### WHAT NEEDS TO BE DONE
Select every line holding the word "AOML" and copy it.

### Rows from a figure dataset
+ + +

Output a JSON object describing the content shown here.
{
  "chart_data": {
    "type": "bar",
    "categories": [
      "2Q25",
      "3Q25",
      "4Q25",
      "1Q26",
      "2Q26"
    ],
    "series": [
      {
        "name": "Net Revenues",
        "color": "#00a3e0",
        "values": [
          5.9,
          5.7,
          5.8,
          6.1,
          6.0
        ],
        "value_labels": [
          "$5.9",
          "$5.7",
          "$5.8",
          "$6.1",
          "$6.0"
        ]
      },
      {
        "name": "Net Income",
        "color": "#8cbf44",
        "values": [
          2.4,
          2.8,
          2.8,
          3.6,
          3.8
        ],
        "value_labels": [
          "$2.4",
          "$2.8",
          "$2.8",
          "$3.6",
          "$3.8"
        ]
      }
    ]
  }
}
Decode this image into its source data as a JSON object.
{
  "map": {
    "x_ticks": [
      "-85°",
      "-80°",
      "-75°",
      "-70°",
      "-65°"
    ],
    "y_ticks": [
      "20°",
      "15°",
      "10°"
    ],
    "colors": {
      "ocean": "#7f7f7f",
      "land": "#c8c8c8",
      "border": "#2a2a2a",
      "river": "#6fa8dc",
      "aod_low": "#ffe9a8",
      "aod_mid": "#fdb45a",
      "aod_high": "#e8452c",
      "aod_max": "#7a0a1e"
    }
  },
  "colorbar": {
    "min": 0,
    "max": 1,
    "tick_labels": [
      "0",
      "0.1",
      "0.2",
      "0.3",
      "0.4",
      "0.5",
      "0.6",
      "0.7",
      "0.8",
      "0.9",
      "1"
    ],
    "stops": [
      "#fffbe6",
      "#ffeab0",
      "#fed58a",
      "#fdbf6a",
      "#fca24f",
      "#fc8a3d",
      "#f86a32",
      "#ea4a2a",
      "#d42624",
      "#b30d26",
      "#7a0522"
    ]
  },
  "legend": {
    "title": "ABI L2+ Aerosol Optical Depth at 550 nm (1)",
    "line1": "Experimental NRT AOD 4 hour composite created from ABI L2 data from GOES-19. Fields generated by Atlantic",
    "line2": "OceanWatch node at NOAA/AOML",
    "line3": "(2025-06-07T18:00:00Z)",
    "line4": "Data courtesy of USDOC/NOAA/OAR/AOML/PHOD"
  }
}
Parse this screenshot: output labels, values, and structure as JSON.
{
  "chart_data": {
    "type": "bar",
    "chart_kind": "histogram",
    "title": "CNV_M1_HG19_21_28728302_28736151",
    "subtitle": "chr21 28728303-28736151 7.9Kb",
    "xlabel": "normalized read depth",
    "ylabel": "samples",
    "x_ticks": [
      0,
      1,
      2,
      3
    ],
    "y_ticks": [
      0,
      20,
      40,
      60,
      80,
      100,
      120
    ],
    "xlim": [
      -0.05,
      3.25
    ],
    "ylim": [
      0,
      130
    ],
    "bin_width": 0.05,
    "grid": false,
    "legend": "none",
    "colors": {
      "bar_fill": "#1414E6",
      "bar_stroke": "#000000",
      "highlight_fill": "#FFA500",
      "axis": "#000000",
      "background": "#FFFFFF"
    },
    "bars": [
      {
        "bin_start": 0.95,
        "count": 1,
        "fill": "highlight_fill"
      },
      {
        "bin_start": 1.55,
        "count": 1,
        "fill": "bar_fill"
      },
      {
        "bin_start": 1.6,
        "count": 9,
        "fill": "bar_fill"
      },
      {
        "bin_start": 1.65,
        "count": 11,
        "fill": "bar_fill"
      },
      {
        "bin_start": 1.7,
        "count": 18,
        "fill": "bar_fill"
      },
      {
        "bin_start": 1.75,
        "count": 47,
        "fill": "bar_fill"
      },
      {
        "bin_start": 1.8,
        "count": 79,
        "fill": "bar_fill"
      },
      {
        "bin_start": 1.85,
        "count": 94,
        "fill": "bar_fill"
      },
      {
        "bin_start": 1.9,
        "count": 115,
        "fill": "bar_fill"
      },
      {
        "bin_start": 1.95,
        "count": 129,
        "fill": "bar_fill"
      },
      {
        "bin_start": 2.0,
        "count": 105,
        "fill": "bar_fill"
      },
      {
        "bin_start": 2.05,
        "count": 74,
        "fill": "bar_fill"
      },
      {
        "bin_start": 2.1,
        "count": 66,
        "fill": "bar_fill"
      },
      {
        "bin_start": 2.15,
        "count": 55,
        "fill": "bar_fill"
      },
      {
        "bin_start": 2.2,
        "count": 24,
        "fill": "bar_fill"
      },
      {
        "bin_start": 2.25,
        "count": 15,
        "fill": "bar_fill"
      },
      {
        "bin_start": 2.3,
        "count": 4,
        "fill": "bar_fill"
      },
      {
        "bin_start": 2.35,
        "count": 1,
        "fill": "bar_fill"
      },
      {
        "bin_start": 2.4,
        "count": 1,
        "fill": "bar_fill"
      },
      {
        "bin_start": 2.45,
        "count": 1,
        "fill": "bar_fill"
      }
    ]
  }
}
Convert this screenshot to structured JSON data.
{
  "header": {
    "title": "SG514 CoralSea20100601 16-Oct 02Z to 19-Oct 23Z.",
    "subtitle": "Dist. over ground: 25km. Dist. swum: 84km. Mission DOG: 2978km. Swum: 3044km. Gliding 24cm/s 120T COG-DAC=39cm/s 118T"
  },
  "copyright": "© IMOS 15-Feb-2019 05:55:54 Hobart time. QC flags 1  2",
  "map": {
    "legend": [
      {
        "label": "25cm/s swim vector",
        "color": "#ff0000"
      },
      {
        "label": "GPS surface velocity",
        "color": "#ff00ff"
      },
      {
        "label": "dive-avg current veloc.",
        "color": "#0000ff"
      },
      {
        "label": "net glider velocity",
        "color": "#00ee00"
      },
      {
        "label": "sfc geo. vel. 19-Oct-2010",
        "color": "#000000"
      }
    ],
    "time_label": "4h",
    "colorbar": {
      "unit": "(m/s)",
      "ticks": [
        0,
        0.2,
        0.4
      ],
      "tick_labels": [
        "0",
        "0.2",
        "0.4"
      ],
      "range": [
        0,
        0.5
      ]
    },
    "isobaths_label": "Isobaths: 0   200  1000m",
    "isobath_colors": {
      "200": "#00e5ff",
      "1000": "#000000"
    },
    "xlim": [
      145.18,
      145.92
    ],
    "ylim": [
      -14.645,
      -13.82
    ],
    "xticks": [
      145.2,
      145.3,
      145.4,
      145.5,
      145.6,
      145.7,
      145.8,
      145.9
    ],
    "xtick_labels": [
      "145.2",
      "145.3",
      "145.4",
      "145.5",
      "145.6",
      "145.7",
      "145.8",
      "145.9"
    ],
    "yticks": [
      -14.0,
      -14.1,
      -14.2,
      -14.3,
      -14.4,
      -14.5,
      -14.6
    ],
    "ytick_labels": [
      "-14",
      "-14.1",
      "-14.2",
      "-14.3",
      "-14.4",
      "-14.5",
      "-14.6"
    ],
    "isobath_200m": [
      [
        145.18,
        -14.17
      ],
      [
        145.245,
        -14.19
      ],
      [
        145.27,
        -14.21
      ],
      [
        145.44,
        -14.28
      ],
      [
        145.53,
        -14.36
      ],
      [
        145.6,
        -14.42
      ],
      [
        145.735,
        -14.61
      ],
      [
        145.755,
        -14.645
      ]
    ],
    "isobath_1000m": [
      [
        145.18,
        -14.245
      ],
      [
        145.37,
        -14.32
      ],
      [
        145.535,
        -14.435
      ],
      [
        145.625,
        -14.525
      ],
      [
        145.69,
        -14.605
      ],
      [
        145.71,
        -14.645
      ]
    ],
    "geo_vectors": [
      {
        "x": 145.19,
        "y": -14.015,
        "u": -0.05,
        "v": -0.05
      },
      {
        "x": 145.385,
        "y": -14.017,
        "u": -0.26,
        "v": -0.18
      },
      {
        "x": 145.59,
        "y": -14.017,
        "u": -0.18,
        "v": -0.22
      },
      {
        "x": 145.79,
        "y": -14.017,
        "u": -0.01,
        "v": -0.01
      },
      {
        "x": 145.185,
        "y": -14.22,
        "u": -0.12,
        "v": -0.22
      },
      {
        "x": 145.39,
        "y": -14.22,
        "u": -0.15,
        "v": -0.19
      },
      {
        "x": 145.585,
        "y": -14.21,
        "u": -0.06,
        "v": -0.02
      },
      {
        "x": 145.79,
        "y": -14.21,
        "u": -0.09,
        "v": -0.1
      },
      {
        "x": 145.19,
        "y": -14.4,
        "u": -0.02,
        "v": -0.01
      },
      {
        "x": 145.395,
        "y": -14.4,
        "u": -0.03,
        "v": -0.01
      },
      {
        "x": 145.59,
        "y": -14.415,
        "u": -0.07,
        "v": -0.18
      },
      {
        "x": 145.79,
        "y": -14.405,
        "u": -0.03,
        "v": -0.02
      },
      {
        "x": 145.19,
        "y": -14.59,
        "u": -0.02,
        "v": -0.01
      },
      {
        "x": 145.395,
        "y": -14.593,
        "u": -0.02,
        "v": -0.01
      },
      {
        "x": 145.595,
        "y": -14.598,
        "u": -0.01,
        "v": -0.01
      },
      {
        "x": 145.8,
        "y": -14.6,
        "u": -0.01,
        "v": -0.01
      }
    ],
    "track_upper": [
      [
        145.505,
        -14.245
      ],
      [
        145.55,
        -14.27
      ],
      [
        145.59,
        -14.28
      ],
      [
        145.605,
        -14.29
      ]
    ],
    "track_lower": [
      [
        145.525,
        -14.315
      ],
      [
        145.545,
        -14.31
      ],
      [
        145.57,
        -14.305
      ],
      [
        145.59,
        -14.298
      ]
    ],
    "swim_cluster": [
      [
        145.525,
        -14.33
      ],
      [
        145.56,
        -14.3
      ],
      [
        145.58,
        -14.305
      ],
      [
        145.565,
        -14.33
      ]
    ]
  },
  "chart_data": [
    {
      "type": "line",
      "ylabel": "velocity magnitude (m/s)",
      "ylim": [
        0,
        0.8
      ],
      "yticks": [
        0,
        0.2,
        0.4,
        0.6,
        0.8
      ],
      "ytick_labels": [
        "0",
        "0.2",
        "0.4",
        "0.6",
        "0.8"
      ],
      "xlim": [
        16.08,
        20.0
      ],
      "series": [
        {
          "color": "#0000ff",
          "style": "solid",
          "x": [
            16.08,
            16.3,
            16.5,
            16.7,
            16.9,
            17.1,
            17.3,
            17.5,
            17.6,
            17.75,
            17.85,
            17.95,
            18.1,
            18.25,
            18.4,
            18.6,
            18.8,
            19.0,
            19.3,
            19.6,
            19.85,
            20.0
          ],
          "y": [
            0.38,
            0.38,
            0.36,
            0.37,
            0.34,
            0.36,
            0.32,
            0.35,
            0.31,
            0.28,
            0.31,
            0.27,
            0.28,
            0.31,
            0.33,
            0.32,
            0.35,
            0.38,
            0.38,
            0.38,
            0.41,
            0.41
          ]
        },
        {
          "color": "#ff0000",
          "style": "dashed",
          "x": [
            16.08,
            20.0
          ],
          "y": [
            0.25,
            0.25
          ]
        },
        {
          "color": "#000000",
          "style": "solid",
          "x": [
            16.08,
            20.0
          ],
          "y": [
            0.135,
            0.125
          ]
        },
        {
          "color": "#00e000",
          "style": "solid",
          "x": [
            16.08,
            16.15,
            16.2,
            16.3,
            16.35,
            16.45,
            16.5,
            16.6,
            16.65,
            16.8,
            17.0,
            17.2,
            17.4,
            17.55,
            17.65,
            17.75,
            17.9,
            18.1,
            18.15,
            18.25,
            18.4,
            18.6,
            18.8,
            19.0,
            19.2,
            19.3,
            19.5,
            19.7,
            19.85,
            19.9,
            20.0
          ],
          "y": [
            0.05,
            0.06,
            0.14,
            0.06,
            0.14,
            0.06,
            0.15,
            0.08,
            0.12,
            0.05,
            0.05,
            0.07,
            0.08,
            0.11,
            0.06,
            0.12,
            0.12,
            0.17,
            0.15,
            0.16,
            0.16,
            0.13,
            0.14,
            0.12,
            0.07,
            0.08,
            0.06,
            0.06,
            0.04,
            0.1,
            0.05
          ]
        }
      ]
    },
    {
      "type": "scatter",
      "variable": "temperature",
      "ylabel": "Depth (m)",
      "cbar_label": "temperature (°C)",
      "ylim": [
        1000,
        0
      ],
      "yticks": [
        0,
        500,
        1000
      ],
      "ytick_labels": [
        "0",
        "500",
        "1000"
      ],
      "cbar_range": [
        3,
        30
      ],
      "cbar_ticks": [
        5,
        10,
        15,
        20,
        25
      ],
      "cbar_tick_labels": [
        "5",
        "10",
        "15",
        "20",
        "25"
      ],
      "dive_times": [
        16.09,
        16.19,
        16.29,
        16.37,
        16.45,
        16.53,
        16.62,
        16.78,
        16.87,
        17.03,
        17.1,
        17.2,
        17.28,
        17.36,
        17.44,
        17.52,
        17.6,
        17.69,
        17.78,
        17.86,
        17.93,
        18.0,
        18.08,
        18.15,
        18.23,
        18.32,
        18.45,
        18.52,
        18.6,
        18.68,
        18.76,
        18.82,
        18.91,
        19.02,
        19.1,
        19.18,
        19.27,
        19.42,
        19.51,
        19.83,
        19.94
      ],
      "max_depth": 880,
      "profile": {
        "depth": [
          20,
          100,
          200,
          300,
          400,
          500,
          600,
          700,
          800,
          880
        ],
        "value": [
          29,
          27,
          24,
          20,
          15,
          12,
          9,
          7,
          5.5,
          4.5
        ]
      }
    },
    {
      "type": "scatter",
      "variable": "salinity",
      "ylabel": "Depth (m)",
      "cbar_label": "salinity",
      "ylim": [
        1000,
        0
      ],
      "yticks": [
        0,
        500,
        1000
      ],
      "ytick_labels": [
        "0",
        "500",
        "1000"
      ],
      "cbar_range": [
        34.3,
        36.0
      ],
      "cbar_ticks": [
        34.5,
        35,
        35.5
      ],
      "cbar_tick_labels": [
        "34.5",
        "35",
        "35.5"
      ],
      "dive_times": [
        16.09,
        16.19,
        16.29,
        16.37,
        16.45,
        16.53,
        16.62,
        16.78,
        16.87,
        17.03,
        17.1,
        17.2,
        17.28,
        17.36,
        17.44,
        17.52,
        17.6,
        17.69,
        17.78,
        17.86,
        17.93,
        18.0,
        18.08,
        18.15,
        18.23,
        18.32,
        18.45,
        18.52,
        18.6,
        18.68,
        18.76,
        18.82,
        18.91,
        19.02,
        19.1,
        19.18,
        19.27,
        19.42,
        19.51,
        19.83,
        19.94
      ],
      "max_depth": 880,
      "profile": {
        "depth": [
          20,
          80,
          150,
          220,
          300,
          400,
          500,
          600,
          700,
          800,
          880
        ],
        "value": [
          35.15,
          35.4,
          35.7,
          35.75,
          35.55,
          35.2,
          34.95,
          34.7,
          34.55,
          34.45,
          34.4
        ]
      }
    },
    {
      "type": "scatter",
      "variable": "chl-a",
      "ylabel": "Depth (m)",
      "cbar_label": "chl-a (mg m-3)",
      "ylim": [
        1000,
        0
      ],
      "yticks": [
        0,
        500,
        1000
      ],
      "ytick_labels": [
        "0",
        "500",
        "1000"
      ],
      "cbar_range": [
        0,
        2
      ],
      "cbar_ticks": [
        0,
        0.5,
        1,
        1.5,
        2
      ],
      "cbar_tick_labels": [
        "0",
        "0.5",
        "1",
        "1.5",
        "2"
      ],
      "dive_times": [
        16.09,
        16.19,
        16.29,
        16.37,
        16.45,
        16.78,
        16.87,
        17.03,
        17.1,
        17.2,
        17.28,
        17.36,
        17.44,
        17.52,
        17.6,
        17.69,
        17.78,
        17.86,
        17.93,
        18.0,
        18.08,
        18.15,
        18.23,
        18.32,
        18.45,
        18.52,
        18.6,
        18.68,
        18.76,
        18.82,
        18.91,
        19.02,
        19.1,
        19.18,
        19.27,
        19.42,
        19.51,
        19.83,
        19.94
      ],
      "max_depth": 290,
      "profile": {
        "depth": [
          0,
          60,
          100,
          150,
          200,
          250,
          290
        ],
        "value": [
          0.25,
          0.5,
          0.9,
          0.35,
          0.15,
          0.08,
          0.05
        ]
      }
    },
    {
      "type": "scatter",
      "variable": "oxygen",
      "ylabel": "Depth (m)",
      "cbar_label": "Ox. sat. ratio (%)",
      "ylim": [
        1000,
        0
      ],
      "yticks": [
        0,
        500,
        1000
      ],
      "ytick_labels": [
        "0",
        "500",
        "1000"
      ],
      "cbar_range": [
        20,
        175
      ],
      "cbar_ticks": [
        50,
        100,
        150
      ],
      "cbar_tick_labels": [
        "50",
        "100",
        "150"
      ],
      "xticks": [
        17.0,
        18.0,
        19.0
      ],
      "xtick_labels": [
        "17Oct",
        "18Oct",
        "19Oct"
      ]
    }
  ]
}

+ + +

### EXERCISE RESULT
    "line2": "OceanWatch node at NOAA/AOML",
    "line4": "Data courtesy of USDOC/NOAA/OAR/AOML/PHOD"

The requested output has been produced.